TASK:
In the entries that follow, how many lines contain "JSON"? Answer with the number only.
--- begin PROVIDED RECORDS ---
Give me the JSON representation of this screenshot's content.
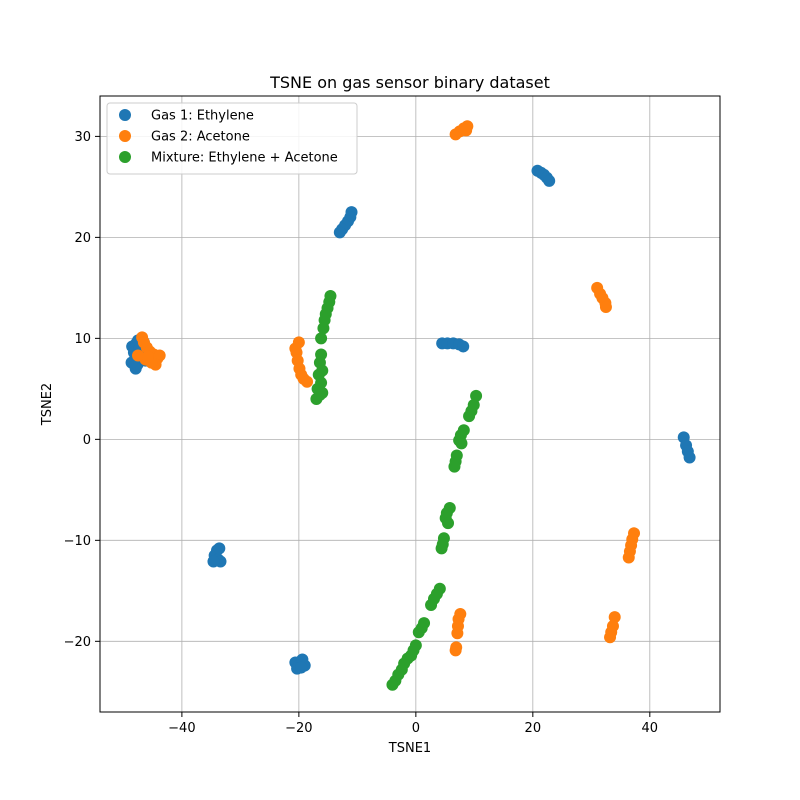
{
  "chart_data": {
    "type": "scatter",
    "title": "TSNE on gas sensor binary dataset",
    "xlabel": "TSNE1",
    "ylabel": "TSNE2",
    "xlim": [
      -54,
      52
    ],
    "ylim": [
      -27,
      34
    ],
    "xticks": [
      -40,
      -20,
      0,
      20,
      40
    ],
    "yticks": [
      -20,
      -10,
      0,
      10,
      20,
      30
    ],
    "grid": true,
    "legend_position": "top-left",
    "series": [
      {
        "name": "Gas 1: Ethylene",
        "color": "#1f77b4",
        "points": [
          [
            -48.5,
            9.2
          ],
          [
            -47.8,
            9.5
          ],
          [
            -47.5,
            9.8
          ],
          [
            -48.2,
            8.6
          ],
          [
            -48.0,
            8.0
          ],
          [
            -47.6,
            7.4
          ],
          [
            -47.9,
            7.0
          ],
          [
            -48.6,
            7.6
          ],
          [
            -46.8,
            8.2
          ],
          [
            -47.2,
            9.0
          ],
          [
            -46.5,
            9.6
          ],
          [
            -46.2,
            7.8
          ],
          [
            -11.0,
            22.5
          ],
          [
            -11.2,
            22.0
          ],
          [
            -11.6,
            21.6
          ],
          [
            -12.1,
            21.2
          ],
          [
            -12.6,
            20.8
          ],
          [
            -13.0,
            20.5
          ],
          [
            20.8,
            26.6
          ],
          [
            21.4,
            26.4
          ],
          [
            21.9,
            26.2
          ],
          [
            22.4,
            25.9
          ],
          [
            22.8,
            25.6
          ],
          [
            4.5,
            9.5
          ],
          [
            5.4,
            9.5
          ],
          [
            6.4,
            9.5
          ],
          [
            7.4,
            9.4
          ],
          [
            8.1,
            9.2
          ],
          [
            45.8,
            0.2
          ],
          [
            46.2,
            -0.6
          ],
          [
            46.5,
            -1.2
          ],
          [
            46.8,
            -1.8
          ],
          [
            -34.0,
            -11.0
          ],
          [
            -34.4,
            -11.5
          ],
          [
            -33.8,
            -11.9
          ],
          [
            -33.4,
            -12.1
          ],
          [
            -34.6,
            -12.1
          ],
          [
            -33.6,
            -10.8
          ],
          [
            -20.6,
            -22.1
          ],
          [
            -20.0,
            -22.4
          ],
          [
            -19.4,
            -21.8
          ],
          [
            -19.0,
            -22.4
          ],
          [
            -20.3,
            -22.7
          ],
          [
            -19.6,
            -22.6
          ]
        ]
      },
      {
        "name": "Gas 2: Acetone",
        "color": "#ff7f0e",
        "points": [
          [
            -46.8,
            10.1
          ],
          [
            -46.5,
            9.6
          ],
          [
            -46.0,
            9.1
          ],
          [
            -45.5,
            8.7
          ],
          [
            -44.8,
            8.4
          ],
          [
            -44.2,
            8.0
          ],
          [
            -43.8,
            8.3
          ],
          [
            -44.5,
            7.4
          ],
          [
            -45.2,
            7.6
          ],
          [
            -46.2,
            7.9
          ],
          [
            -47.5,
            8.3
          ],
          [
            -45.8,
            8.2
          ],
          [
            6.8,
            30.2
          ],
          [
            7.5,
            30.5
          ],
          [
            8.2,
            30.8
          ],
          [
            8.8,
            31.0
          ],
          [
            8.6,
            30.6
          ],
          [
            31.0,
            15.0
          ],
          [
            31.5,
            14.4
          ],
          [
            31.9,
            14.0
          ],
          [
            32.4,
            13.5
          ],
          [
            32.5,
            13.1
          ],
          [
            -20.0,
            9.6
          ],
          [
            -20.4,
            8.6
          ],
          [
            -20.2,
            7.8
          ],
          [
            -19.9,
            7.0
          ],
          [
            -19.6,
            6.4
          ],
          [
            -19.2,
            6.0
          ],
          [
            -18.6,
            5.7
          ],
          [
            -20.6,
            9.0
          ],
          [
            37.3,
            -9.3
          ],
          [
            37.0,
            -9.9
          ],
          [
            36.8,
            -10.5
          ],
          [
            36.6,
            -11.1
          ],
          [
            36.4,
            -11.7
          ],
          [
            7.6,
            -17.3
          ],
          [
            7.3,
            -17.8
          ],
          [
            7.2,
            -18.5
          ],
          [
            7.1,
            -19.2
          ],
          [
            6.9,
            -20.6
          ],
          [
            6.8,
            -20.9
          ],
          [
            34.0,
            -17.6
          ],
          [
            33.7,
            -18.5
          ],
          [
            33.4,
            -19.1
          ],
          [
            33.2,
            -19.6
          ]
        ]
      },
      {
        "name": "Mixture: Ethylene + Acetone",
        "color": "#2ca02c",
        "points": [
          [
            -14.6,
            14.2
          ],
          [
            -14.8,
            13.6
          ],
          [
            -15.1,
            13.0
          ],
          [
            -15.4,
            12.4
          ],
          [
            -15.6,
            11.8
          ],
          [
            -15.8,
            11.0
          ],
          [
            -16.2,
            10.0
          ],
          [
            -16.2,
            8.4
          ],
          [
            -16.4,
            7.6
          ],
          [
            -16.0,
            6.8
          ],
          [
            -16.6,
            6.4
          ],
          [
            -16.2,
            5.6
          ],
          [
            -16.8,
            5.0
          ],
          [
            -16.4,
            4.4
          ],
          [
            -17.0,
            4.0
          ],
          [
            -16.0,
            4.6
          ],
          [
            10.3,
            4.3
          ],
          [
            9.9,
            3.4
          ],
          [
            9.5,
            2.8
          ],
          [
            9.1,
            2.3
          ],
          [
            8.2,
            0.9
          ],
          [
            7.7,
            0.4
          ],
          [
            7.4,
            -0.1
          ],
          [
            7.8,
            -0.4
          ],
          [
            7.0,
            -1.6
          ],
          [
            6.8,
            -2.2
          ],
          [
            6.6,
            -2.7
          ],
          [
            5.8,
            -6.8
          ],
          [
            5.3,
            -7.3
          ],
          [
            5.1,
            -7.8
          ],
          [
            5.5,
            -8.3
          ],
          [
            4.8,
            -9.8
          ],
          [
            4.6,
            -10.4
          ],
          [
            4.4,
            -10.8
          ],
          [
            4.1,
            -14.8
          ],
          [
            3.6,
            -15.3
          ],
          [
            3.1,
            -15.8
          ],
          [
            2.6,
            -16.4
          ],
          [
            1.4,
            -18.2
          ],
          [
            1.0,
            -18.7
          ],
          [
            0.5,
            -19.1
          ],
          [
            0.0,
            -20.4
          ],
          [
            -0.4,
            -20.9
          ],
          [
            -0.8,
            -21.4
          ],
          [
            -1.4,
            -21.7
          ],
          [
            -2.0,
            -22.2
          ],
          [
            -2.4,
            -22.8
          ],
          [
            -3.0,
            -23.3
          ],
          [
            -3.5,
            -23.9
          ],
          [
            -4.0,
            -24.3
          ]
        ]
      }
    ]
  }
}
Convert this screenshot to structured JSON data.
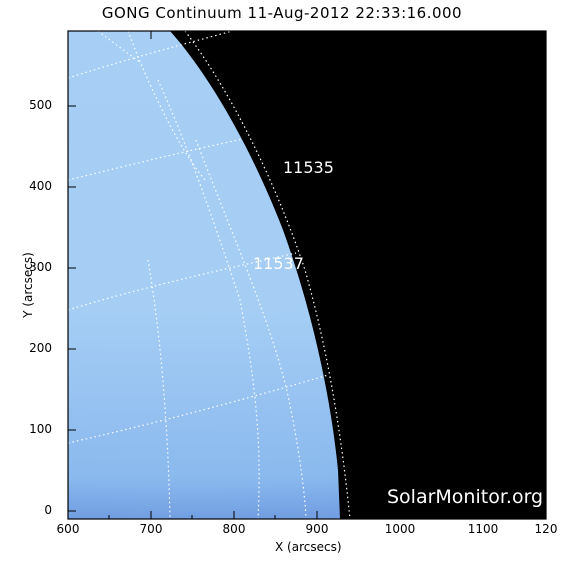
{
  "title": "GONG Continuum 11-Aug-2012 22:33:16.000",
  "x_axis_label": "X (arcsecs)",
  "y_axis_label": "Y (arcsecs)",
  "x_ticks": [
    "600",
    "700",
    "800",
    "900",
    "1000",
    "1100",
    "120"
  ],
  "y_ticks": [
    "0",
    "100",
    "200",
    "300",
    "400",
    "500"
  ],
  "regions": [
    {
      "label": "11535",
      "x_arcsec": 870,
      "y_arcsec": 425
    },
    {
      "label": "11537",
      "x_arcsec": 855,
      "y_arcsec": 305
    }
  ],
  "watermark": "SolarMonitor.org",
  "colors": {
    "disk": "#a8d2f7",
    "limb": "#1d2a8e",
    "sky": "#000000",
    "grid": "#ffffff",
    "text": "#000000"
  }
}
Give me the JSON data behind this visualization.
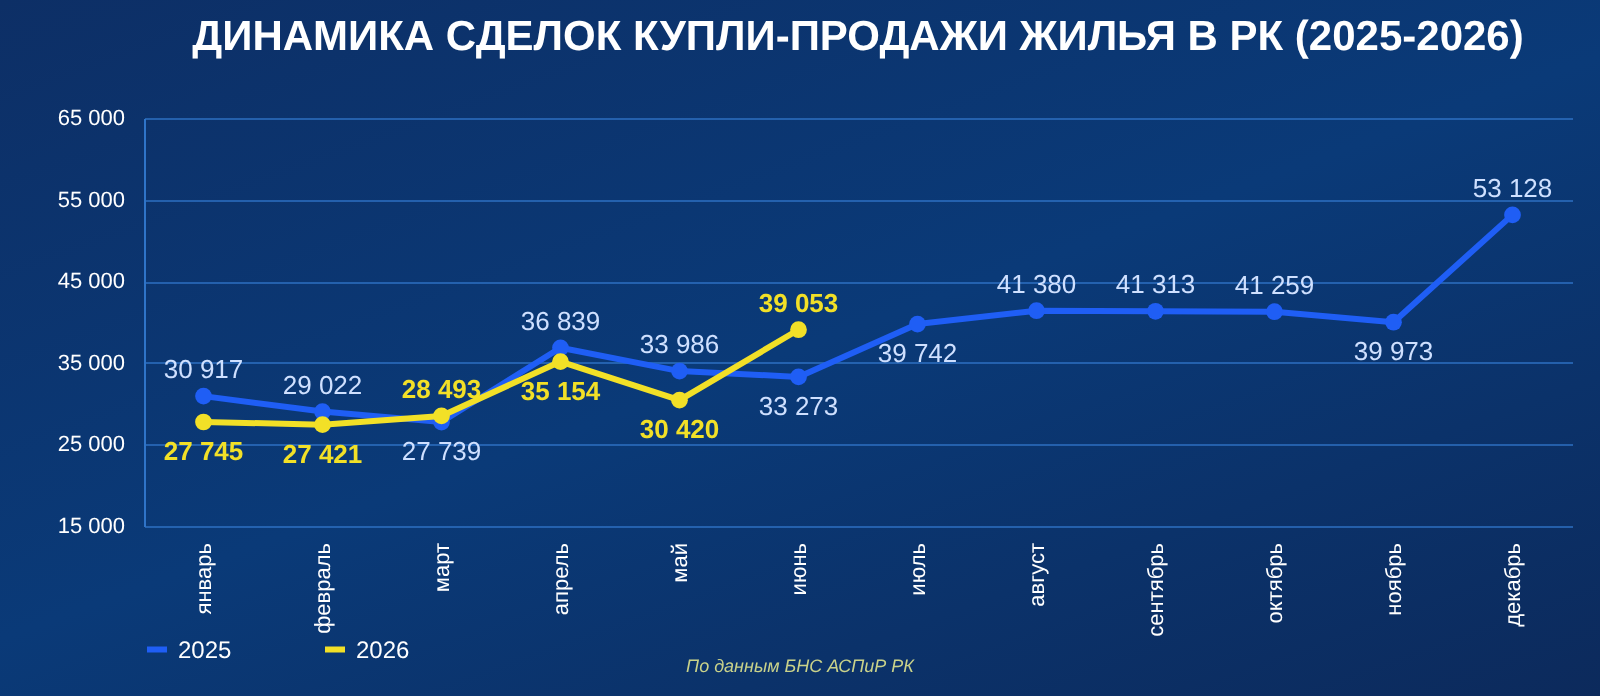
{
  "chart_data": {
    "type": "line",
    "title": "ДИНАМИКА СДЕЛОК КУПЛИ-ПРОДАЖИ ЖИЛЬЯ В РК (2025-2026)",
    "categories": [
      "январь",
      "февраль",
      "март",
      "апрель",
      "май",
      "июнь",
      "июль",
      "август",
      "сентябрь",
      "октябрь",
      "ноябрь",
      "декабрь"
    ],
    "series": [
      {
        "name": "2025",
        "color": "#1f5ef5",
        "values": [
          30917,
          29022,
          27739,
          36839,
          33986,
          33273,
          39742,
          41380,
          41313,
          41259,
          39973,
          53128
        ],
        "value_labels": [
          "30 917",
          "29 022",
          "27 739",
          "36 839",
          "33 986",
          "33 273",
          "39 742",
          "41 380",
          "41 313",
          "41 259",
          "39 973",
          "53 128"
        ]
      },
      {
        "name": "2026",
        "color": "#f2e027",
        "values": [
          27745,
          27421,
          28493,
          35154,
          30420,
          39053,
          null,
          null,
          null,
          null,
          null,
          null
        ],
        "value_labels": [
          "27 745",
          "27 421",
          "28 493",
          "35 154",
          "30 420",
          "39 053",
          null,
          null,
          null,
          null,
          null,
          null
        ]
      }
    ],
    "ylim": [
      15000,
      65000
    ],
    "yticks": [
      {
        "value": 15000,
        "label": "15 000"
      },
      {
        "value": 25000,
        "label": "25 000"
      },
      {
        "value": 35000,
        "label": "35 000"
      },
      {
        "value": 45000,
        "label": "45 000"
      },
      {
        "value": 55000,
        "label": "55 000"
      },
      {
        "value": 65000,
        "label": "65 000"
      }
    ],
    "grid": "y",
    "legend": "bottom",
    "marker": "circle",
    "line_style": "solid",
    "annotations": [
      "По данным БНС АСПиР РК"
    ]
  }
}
--- end PROVIDED RECORDS ---
SOLUTION TO THIS TASK:
3